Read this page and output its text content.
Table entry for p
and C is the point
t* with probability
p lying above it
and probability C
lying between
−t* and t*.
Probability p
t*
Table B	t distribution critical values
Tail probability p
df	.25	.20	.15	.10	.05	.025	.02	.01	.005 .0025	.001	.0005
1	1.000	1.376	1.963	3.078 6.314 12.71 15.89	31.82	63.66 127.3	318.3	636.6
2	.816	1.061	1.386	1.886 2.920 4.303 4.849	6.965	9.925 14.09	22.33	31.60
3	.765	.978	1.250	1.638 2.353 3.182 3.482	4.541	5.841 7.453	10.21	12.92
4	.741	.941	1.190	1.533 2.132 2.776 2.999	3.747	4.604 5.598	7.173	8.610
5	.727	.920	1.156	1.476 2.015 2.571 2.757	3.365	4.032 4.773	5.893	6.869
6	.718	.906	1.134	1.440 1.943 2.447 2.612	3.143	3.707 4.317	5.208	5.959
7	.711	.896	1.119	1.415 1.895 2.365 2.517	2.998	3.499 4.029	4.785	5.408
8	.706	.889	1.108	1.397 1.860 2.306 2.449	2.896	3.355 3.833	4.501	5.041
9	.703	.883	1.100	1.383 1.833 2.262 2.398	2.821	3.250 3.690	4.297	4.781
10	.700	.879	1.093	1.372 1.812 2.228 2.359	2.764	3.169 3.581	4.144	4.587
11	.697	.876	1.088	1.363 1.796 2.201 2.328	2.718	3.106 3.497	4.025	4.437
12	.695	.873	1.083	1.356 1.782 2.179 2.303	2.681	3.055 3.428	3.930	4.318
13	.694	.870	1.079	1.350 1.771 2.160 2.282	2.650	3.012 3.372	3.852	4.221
------------------------------
* **EXERCISE**
Exactly as written, please output every entry.

* **EXPECTED ANSWER**
Read this page and output its text content.
Table entry for p
and C is the point
t* with probability
p lying above it
and probability C
lying between
−t* and t*.
Probability p
t*
Table B	t distribution critical values
Tail probability p
df	.25	.20	.15	.10	.05	.025	.02	.01	.005 .0025	.001	.0005
1	1.000	1.376	1.963	3.078 6.314 12.71 15.89	31.82	63.66 127.3	318.3	636.6
2	.816	1.061	1.386	1.886 2.920 4.303 4.849	6.965	9.925 14.09	22.33	31.60
3	.765	.978	1.250	1.638 2.353 3.182 3.482	4.541	5.841 7.453	10.21	12.92
4	.741	.941	1.190	1.533 2.132 2.776 2.999	3.747	4.604 5.598	7.173	8.610
5	.727	.920	1.156	1.476 2.015 2.571 2.757	3.365	4.032 4.773	5.893	6.869
6	.718	.906	1.134	1.440 1.943 2.447 2.612	3.143	3.707 4.317	5.208	5.959
7	.711	.896	1.119	1.415 1.895 2.365 2.517	2.998	3.499 4.029	4.785	5.408
8	.706	.889	1.108	1.397 1.860 2.306 2.449	2.896	3.355 3.833	4.501	5.041
9	.703	.883	1.100	1.383 1.833 2.262 2.398	2.821	3.250 3.690	4.297	4.781
10	.700	.879	1.093	1.372 1.812 2.228 2.359	2.764	3.169 3.581	4.144	4.587
11	.697	.876	1.088	1.363 1.796 2.201 2.328	2.718	3.106 3.497	4.025	4.437
12	.695	.873	1.083	1.356 1.782 2.179 2.303	2.681	3.055 3.428	3.930	4.318
13	.694	.870	1.079	1.350 1.771 2.160 2.282	2.650	3.012 3.372	3.852	4.221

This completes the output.